**Task directions**
Read the entries below and pull out each line with the string "Coeff".

━━ Record set ━━

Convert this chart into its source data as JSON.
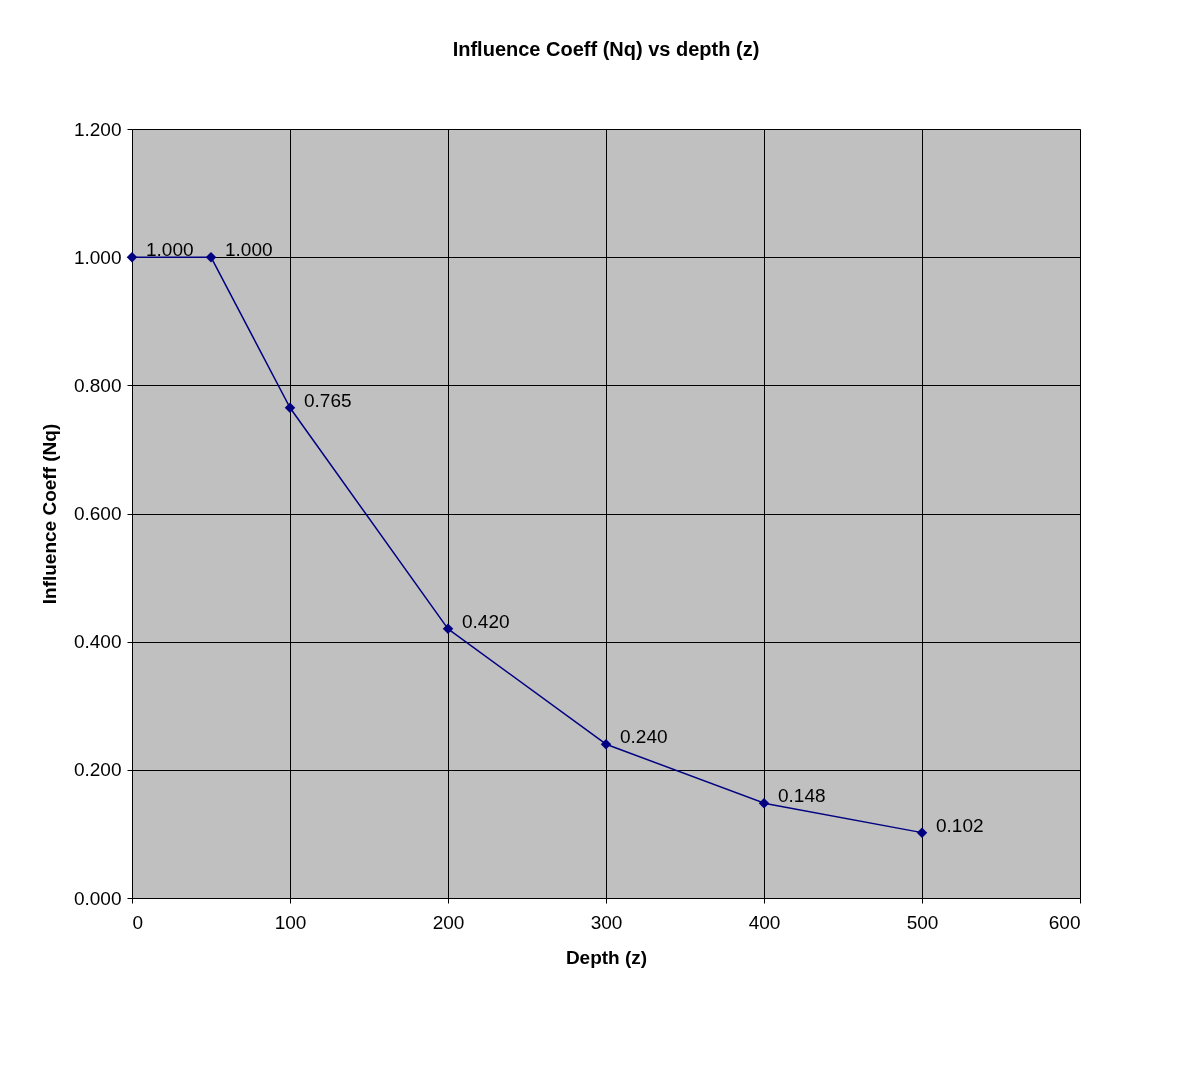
{
  "chart_data": {
    "type": "line",
    "title": "Influence Coeff (Nq) vs depth (z)",
    "xlabel": "Depth (z)",
    "ylabel": "Influence Coeff (Nq)",
    "x": [
      0,
      50,
      100,
      200,
      300,
      400,
      500
    ],
    "series": [
      {
        "color": "#000080",
        "values": [
          1.0,
          1.0,
          0.765,
          0.42,
          0.24,
          0.148,
          0.102
        ],
        "value_labels": [
          "1.000",
          "1.000",
          "0.765",
          "0.420",
          "0.240",
          "0.148",
          "0.102"
        ]
      }
    ],
    "xlim": [
      0,
      600
    ],
    "xticks": [
      0,
      100,
      200,
      300,
      400,
      500,
      600
    ],
    "ylim": [
      0,
      1.2
    ],
    "yticks": [
      {
        "value": 0,
        "label": "0.000"
      },
      {
        "value": 0.2,
        "label": "0.200"
      },
      {
        "value": 0.4,
        "label": "0.400"
      },
      {
        "value": 0.6,
        "label": "0.600"
      },
      {
        "value": 0.8,
        "label": "0.800"
      },
      {
        "value": 1.0,
        "label": "1.000"
      },
      {
        "value": 1.2,
        "label": "1.200"
      }
    ],
    "grid": true,
    "marker": "diamond",
    "line_style": "solid"
  }
}
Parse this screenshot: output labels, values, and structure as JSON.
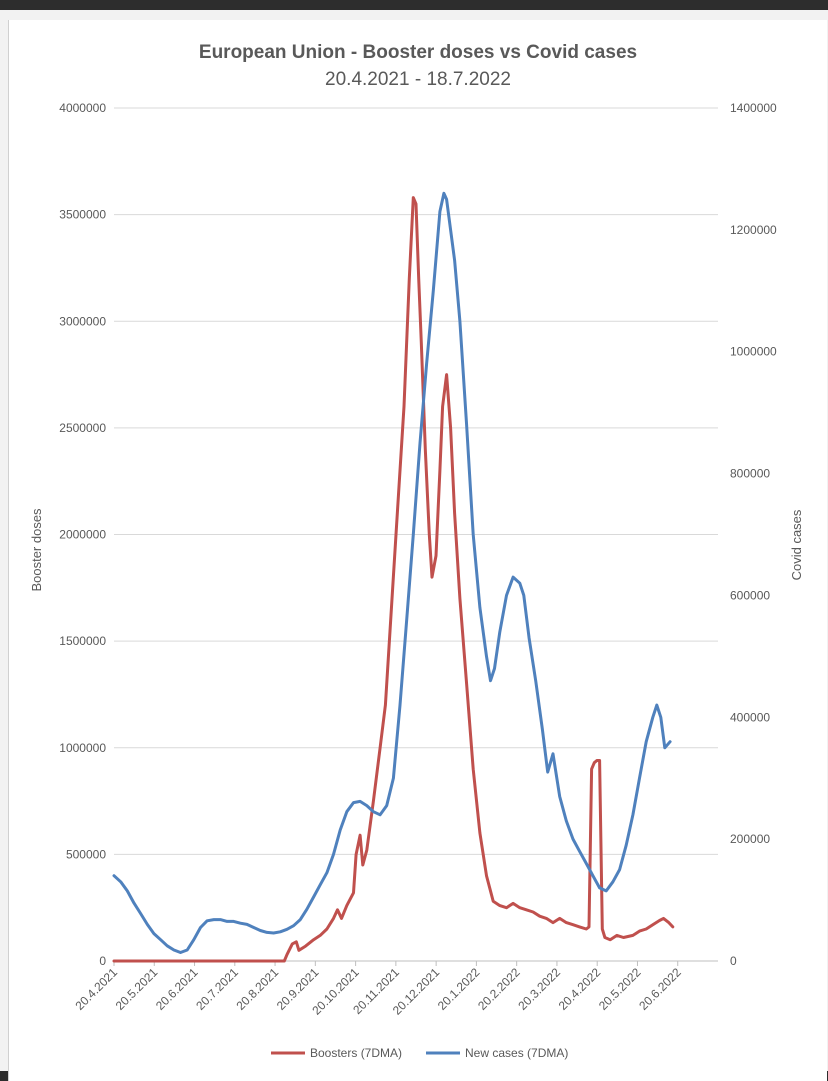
{
  "chart_data": {
    "type": "line",
    "title": "European Union - Booster doses vs Covid cases",
    "subtitle": "20.4.2021 - 18.7.2022",
    "ylabel": "Booster doses",
    "y2label": "Covid cases",
    "ylim": [
      0,
      4000000
    ],
    "y2lim": [
      0,
      1400000
    ],
    "yticks": [
      "0",
      "500000",
      "1000000",
      "1500000",
      "2000000",
      "2500000",
      "3000000",
      "3500000",
      "4000000"
    ],
    "y2ticks": [
      "0",
      "200000",
      "400000",
      "600000",
      "800000",
      "1000000",
      "1200000",
      "1400000"
    ],
    "x_categories": [
      "20.4.2021",
      "20.5.2021",
      "20.6.2021",
      "20.7.2021",
      "20.8.2021",
      "20.9.2021",
      "20.10.2021",
      "20.11.2021",
      "20.12.2021",
      "20.1.2022",
      "20.2.2022",
      "20.3.2022",
      "20.4.2022",
      "20.5.2022",
      "20.6.2022"
    ],
    "x_day_max": 454,
    "gridlines": "horizontal",
    "legend_position": "bottom",
    "series": [
      {
        "name": "Boosters (7DMA)",
        "axis": "left",
        "color": "#c0504d",
        "points": [
          [
            0,
            0
          ],
          [
            122,
            0
          ],
          [
            128,
            0
          ],
          [
            130,
            30000
          ],
          [
            134,
            80000
          ],
          [
            137,
            90000
          ],
          [
            139,
            50000
          ],
          [
            144,
            70000
          ],
          [
            150,
            100000
          ],
          [
            155,
            120000
          ],
          [
            160,
            150000
          ],
          [
            165,
            200000
          ],
          [
            168,
            240000
          ],
          [
            171,
            200000
          ],
          [
            175,
            260000
          ],
          [
            180,
            320000
          ],
          [
            182,
            500000
          ],
          [
            185,
            590000
          ],
          [
            187,
            450000
          ],
          [
            190,
            520000
          ],
          [
            195,
            750000
          ],
          [
            200,
            1000000
          ],
          [
            204,
            1200000
          ],
          [
            208,
            1600000
          ],
          [
            212,
            2000000
          ],
          [
            215,
            2300000
          ],
          [
            218,
            2600000
          ],
          [
            222,
            3200000
          ],
          [
            225,
            3580000
          ],
          [
            227,
            3550000
          ],
          [
            229,
            3200000
          ],
          [
            231,
            2900000
          ],
          [
            234,
            2400000
          ],
          [
            237,
            2000000
          ],
          [
            239,
            1800000
          ],
          [
            242,
            1900000
          ],
          [
            245,
            2300000
          ],
          [
            247,
            2600000
          ],
          [
            250,
            2750000
          ],
          [
            253,
            2500000
          ],
          [
            256,
            2100000
          ],
          [
            260,
            1700000
          ],
          [
            265,
            1300000
          ],
          [
            270,
            900000
          ],
          [
            275,
            600000
          ],
          [
            280,
            400000
          ],
          [
            285,
            280000
          ],
          [
            290,
            260000
          ],
          [
            295,
            250000
          ],
          [
            300,
            270000
          ],
          [
            305,
            250000
          ],
          [
            310,
            240000
          ],
          [
            315,
            230000
          ],
          [
            320,
            210000
          ],
          [
            325,
            200000
          ],
          [
            330,
            180000
          ],
          [
            335,
            200000
          ],
          [
            340,
            180000
          ],
          [
            345,
            170000
          ],
          [
            350,
            160000
          ],
          [
            355,
            150000
          ],
          [
            357,
            160000
          ],
          [
            359,
            900000
          ],
          [
            361,
            930000
          ],
          [
            363,
            940000
          ],
          [
            365,
            940000
          ],
          [
            367,
            150000
          ],
          [
            369,
            110000
          ],
          [
            373,
            100000
          ],
          [
            378,
            120000
          ],
          [
            383,
            110000
          ],
          [
            390,
            120000
          ],
          [
            395,
            140000
          ],
          [
            400,
            150000
          ],
          [
            405,
            170000
          ],
          [
            410,
            190000
          ],
          [
            413,
            200000
          ],
          [
            417,
            180000
          ],
          [
            420,
            160000
          ]
        ]
      },
      {
        "name": "New cases (7DMA)",
        "axis": "right",
        "color": "#4f81bd",
        "points": [
          [
            0,
            140000
          ],
          [
            5,
            130000
          ],
          [
            10,
            115000
          ],
          [
            15,
            95000
          ],
          [
            20,
            78000
          ],
          [
            25,
            60000
          ],
          [
            30,
            45000
          ],
          [
            35,
            35000
          ],
          [
            40,
            25000
          ],
          [
            45,
            18000
          ],
          [
            50,
            14000
          ],
          [
            55,
            18000
          ],
          [
            60,
            35000
          ],
          [
            65,
            55000
          ],
          [
            70,
            66000
          ],
          [
            75,
            68000
          ],
          [
            80,
            68000
          ],
          [
            85,
            65000
          ],
          [
            90,
            65000
          ],
          [
            95,
            62000
          ],
          [
            100,
            60000
          ],
          [
            105,
            55000
          ],
          [
            110,
            50000
          ],
          [
            115,
            47000
          ],
          [
            120,
            46000
          ],
          [
            125,
            48000
          ],
          [
            130,
            52000
          ],
          [
            135,
            58000
          ],
          [
            140,
            68000
          ],
          [
            145,
            85000
          ],
          [
            150,
            105000
          ],
          [
            155,
            125000
          ],
          [
            160,
            145000
          ],
          [
            165,
            175000
          ],
          [
            170,
            215000
          ],
          [
            175,
            245000
          ],
          [
            180,
            260000
          ],
          [
            185,
            262000
          ],
          [
            190,
            255000
          ],
          [
            195,
            245000
          ],
          [
            200,
            240000
          ],
          [
            205,
            255000
          ],
          [
            210,
            300000
          ],
          [
            215,
            420000
          ],
          [
            220,
            560000
          ],
          [
            225,
            700000
          ],
          [
            230,
            850000
          ],
          [
            235,
            980000
          ],
          [
            240,
            1100000
          ],
          [
            245,
            1230000
          ],
          [
            248,
            1260000
          ],
          [
            250,
            1250000
          ],
          [
            253,
            1200000
          ],
          [
            256,
            1150000
          ],
          [
            260,
            1050000
          ],
          [
            265,
            880000
          ],
          [
            270,
            700000
          ],
          [
            275,
            580000
          ],
          [
            280,
            500000
          ],
          [
            283,
            460000
          ],
          [
            286,
            480000
          ],
          [
            290,
            540000
          ],
          [
            295,
            600000
          ],
          [
            300,
            630000
          ],
          [
            305,
            620000
          ],
          [
            308,
            600000
          ],
          [
            312,
            530000
          ],
          [
            317,
            460000
          ],
          [
            322,
            380000
          ],
          [
            326,
            310000
          ],
          [
            330,
            340000
          ],
          [
            335,
            270000
          ],
          [
            340,
            230000
          ],
          [
            345,
            200000
          ],
          [
            350,
            180000
          ],
          [
            355,
            160000
          ],
          [
            360,
            140000
          ],
          [
            365,
            120000
          ],
          [
            370,
            115000
          ],
          [
            375,
            130000
          ],
          [
            380,
            150000
          ],
          [
            385,
            190000
          ],
          [
            390,
            240000
          ],
          [
            395,
            300000
          ],
          [
            400,
            360000
          ],
          [
            405,
            400000
          ],
          [
            408,
            420000
          ],
          [
            411,
            400000
          ],
          [
            414,
            350000
          ],
          [
            418,
            360000
          ]
        ]
      }
    ]
  }
}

━━━

**Answer to this exercise**
    "title": "Influence Coeff (Nq) vs depth (z)",
    "ylabel": "Influence Coeff (Nq)",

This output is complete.